Reproduce the listing exactly and skip over any pictures.
━━ Task material
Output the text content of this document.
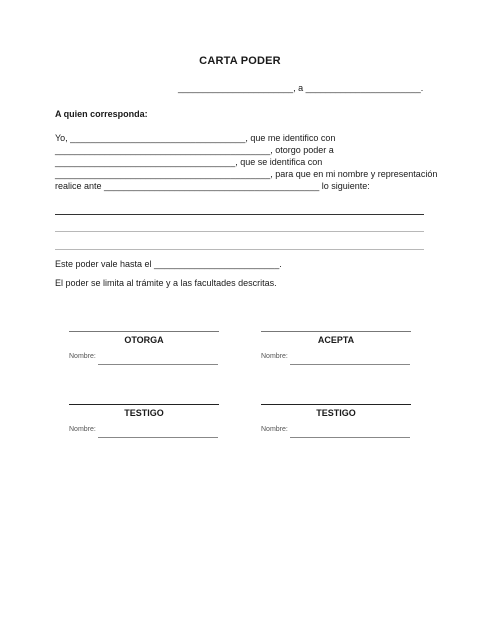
CARTA PODER
_______________________, a _______________________.
A quien corresponda:
Yo, ___________________________________, que me identifico con
___________________________________________, otorgo poder a
____________________________________, que se identifica con
___________________________________________, para que en mi nombre y representación
realice ante ___________________________________________ lo siguiente:
Este poder vale hasta el _________________________.
El poder se limita al trámite y a las facultades descritas.
OTORGA
Nombre:
ACEPTA
Nombre:
TESTIGO
Nombre:
TESTIGO
Nombre:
━━━━
> **Reply**
Output the text content of this document.
CARTA PODER
_______________________, a _______________________.
A quien corresponda:
Yo, ___________________________________, que me identifico con
___________________________________________, otorgo poder a
____________________________________, que se identifica con
___________________________________________, para que en mi nombre y representación
realice ante ___________________________________________ lo siguiente:
Este poder vale hasta el _________________________.
El poder se limita al trámite y a las facultades descritas.
OTORGA
Nombre:
ACEPTA
Nombre:
TESTIGO
Nombre:
TESTIGO
Nombre:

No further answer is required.